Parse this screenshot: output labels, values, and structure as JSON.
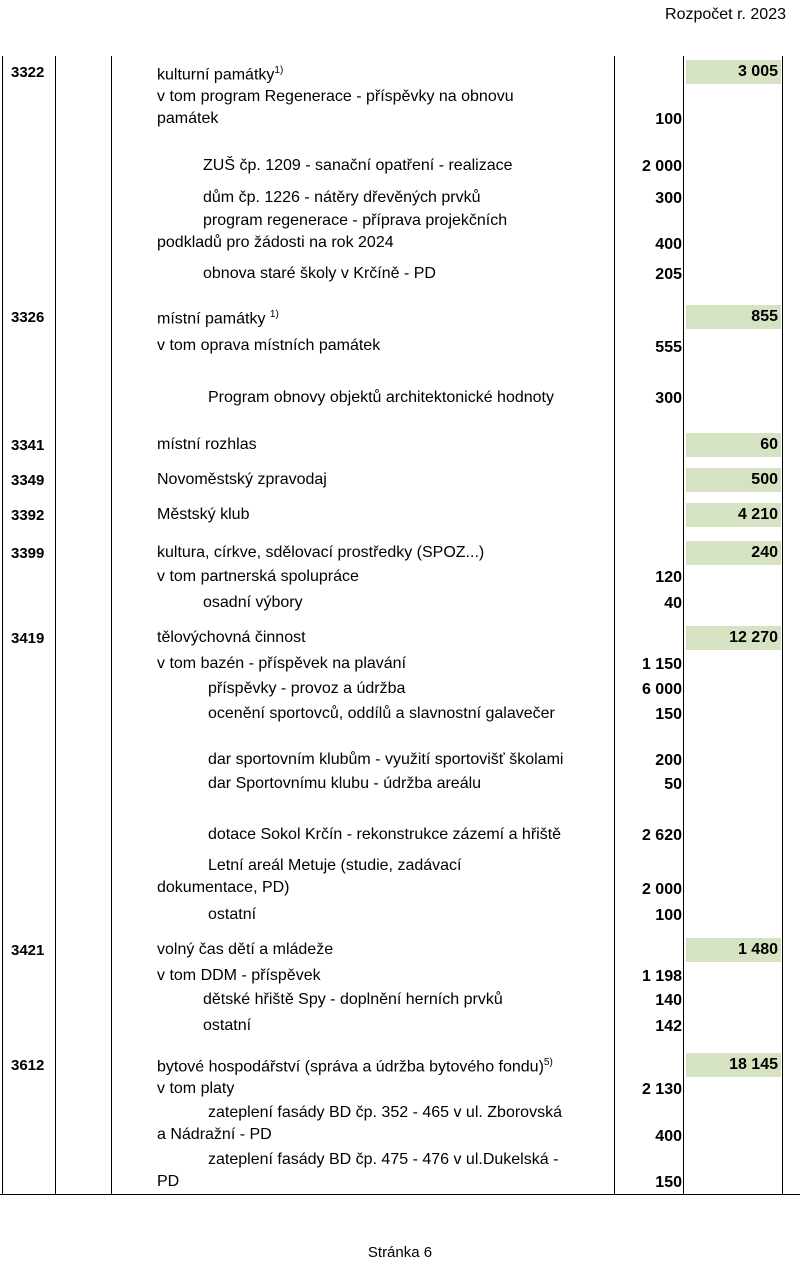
{
  "header": "Rozpočet r. 2023",
  "footer": "Stránka 6",
  "sections": [
    {
      "code": "3322",
      "title": "kulturní památky",
      "sup": "1)",
      "total": "3 005",
      "lines": [
        "v tom program Regenerace - příspěvky na obnovu",
        "památek",
        "ZUŠ čp. 1209 - sanační opatření - realizace",
        "dům čp. 1226 - nátěry dřevěných prvků",
        "program regenerace - příprava projekčních",
        "podkladů pro žádosti na rok 2024",
        "obnova staré školy v Krčíně  - PD"
      ],
      "amounts": [
        "100",
        "2 000",
        "300",
        "400",
        "205"
      ]
    },
    {
      "code": "3326",
      "title": "místní památky ",
      "sup": "1)",
      "total": "855",
      "lines": [
        "v tom oprava místních památek",
        "Program obnovy objektů architektonické hodnoty"
      ],
      "amounts": [
        "555",
        "300"
      ]
    },
    {
      "code": "3341",
      "title": "místní rozhlas",
      "total": "60"
    },
    {
      "code": "3349",
      "title": "Novoměstský zpravodaj",
      "total": "500"
    },
    {
      "code": "3392",
      "title": "Městský klub",
      "total": "4 210"
    },
    {
      "code": "3399",
      "title": "kultura, církve, sdělovací prostředky (SPOZ...)",
      "total": "240",
      "lines": [
        "v tom partnerská spolupráce",
        "osadní výbory"
      ],
      "amounts": [
        "120",
        "40"
      ]
    },
    {
      "code": "3419",
      "title": "tělovýchovná činnost",
      "total": "12 270",
      "lines": [
        "v tom bazén -  příspěvek na plavání",
        "příspěvky -  provoz a údržba",
        "ocenění sportovců, oddílů a slavnostní galavečer",
        "dar sportovním klubům - využití sportovišť školami",
        "dar Sportovnímu klubu - údržba areálu",
        "dotace Sokol Krčín - rekonstrukce zázemí a hřiště",
        "Letní areál Metuje (studie, zadávací",
        "dokumentace, PD)",
        "ostatní"
      ],
      "amounts": [
        "1 150",
        "6 000",
        "150",
        "200",
        "50",
        "2 620",
        "2 000",
        "100"
      ]
    },
    {
      "code": "3421",
      "title": "volný čas dětí a mládeže",
      "total": "1 480",
      "lines": [
        "v tom DDM - příspěvek",
        "dětské hřiště Spy - doplnění herních prvků",
        "ostatní"
      ],
      "amounts": [
        "1 198",
        "140",
        "142"
      ]
    },
    {
      "code": "3612",
      "title": "bytové hospodářství (správa a údržba bytového fondu)",
      "sup": "5)",
      "total": "18 145",
      "lines": [
        "v tom platy",
        "zateplení fasády BD čp. 352 - 465 v ul. Zborovská",
        "a Nádražní - PD",
        "zateplení fasády BD čp. 475 - 476 v ul.Dukelská -",
        "PD"
      ],
      "amounts": [
        "2 130",
        "400",
        "150"
      ]
    }
  ]
}
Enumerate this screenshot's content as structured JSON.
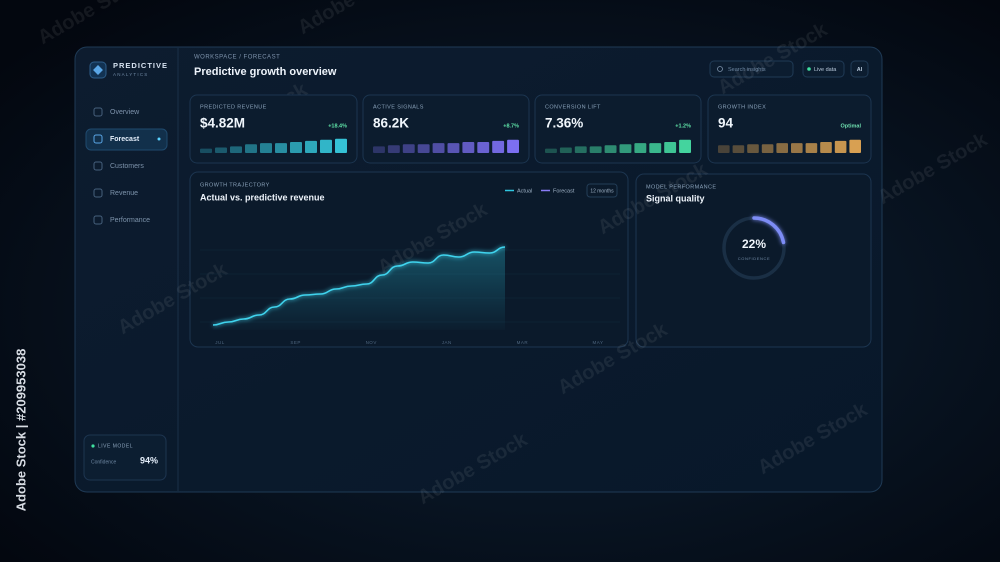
{
  "watermark": {
    "text": "Adobe Stock",
    "side": "Adobe Stock | #209953038"
  },
  "brand": {
    "name": "PREDICTIVE",
    "sub": "ANALYTICS"
  },
  "nav": {
    "items": [
      "Overview",
      "Forecast",
      "Customers",
      "Revenue",
      "Performance"
    ],
    "active": 1
  },
  "status": {
    "label": "LIVE MODEL",
    "metric": "Confidence",
    "value": "94%"
  },
  "header": {
    "breadcrumb": "WORKSPACE / FORECAST",
    "title": "Predictive growth overview",
    "search": "Search insights",
    "live": "Live data",
    "ai": "AI"
  },
  "kpis": [
    {
      "label": "PREDICTED REVENUE",
      "value": "$4.82M",
      "change": "+18.4%",
      "color": "#35c2d6",
      "bars": [
        4,
        5,
        6,
        8,
        9,
        9,
        10,
        11,
        12,
        13
      ]
    },
    {
      "label": "ACTIVE SIGNALS",
      "value": "86.2K",
      "change": "+8.7%",
      "color": "#7c6ff0",
      "bars": [
        6,
        7,
        8,
        8,
        9,
        9,
        10,
        10,
        11,
        12
      ]
    },
    {
      "label": "CONVERSION LIFT",
      "value": "7.36%",
      "change": "+1.2%",
      "color": "#44d49e",
      "bars": [
        4,
        5,
        6,
        6,
        7,
        8,
        9,
        9,
        10,
        12
      ]
    },
    {
      "label": "GROWTH INDEX",
      "value": "94",
      "change": "Optimal",
      "color": "#d8a052",
      "bars": [
        7,
        7,
        8,
        8,
        9,
        9,
        9,
        10,
        11,
        12
      ]
    }
  ],
  "trajectory": {
    "eyebrow": "GROWTH TRAJECTORY",
    "title": "Actual vs. predictive revenue",
    "legend": [
      "Actual",
      "Forecast"
    ],
    "range": "12 months",
    "categories": [
      "JUL",
      "SEP",
      "NOV",
      "JAN",
      "MAR",
      "MAY"
    ],
    "actual": [
      10,
      13,
      16,
      20,
      28,
      36,
      40,
      41,
      46,
      49,
      51,
      60,
      69,
      73,
      72,
      80,
      78,
      83,
      82,
      88
    ],
    "ylim": [
      0,
      100
    ]
  },
  "gauge": {
    "eyebrow": "MODEL PERFORMANCE",
    "title": "Signal quality",
    "value": {
      "value": 22,
      "label": "22%"
    },
    "caption": "CONFIDENCE",
    "range": [
      0,
      100
    ]
  }
}
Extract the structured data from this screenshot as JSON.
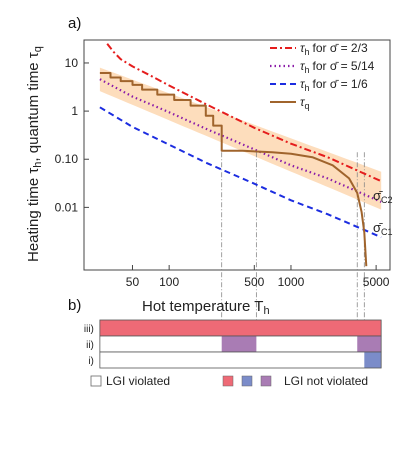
{
  "chart_data": [
    {
      "panel_label": "a)",
      "type": "line",
      "xscale": "log",
      "yscale": "log",
      "xlim": [
        20,
        6500
      ],
      "ylim": [
        0.0005,
        30
      ],
      "xlabel": "Hot temperature T",
      "xlabel_sub": "h",
      "ylabel": "Heating time τ",
      "ylabel_sub": "h",
      "ylabel_rest": ", quantum time τ",
      "ylabel_sub2": "q",
      "x_ticks": [
        50,
        100,
        500,
        1000,
        5000
      ],
      "x_tick_labels": [
        "50",
        "100",
        "500",
        "1000",
        "5000"
      ],
      "y_ticks": [
        0.01,
        0.1,
        1,
        10
      ],
      "y_tick_labels": [
        "0.01",
        "0.10",
        "1",
        "10"
      ],
      "annotations": [
        {
          "text": "σ̄",
          "sub": "C2",
          "x": 4400,
          "y": 0.026
        },
        {
          "text": "σ̄",
          "sub": "C1",
          "x": 4400,
          "y": 0.0045
        }
      ],
      "vertical_guides": [
        270,
        520,
        3500,
        4000
      ],
      "band": {
        "x": [
          27,
          5500
        ],
        "upper": [
          8.0,
          0.055
        ],
        "lower": [
          2.6,
          0.009
        ],
        "color": "#fdd7b0"
      },
      "series": [
        {
          "name": "for σ̄ = 2/3",
          "legend_symbol": "τ",
          "legend_sub": "h",
          "style": "dashdot",
          "color": "#e51d1d",
          "x": [
            31,
            35,
            40,
            50,
            70,
            100,
            200,
            500,
            1000,
            2000,
            5500
          ],
          "y": [
            25.0,
            17.0,
            12.0,
            8.5,
            5.5,
            3.4,
            1.4,
            0.45,
            0.21,
            0.11,
            0.035
          ]
        },
        {
          "name": "for σ̄ = 5/14",
          "legend_symbol": "τ",
          "legend_sub": "h",
          "style": "dotted",
          "color": "#8b1ca8",
          "x": [
            27,
            50,
            100,
            200,
            500,
            1000,
            2000,
            5500
          ],
          "y": [
            4.6,
            2.0,
            0.95,
            0.43,
            0.16,
            0.075,
            0.04,
            0.013
          ]
        },
        {
          "name": "for σ̄ = 1/6",
          "legend_symbol": "τ",
          "legend_sub": "h",
          "style": "dashed",
          "color": "#1c2de0",
          "x": [
            27,
            50,
            100,
            200,
            500,
            1000,
            2000,
            5500
          ],
          "y": [
            1.2,
            0.47,
            0.2,
            0.085,
            0.031,
            0.014,
            0.0072,
            0.0024
          ]
        },
        {
          "name": "",
          "legend_symbol": "τ",
          "legend_sub": "q",
          "style": "solid",
          "color": "#a0642c",
          "x": [
            27,
            33,
            33,
            40,
            40,
            50,
            50,
            60,
            60,
            80,
            80,
            110,
            110,
            150,
            150,
            200,
            200,
            230,
            230,
            270,
            270,
            400,
            700,
            1000,
            1500,
            2200,
            3000,
            3500,
            3800,
            4000,
            4150
          ],
          "y": [
            6.2,
            6.2,
            5.0,
            5.0,
            4.2,
            4.2,
            3.5,
            3.5,
            2.8,
            2.8,
            2.2,
            2.2,
            1.7,
            1.7,
            1.3,
            1.3,
            0.8,
            0.8,
            0.5,
            0.5,
            0.15,
            0.15,
            0.14,
            0.13,
            0.11,
            0.075,
            0.04,
            0.02,
            0.008,
            0.003,
            0.0006
          ]
        }
      ]
    },
    {
      "panel_label": "b)",
      "type": "table",
      "x_start": 27,
      "x_end": 5500,
      "rows": [
        {
          "label": "iii)",
          "segments": [
            {
              "from": 27,
              "to": 5500,
              "color": "#ee6a76"
            }
          ]
        },
        {
          "label": "ii)",
          "segments": [
            {
              "from": 270,
              "to": 520,
              "color": "#a97cb4"
            },
            {
              "from": 3500,
              "to": 5500,
              "color": "#a97cb4"
            }
          ]
        },
        {
          "label": "i)",
          "segments": [
            {
              "from": 4000,
              "to": 5500,
              "color": "#7b8cc9"
            }
          ]
        }
      ],
      "legend": {
        "violated_label": "LGI violated",
        "not_violated_label": "LGI not violated",
        "violated_color": "#ffffff",
        "not_violated_colors": [
          "#ee6a76",
          "#7b8cc9",
          "#a97cb4"
        ]
      }
    }
  ]
}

•••

__PROBLEM DETAILS__. Count how many lines hold the string "prvků" and give that number alone.

__FINISHED EXERCISE__. 2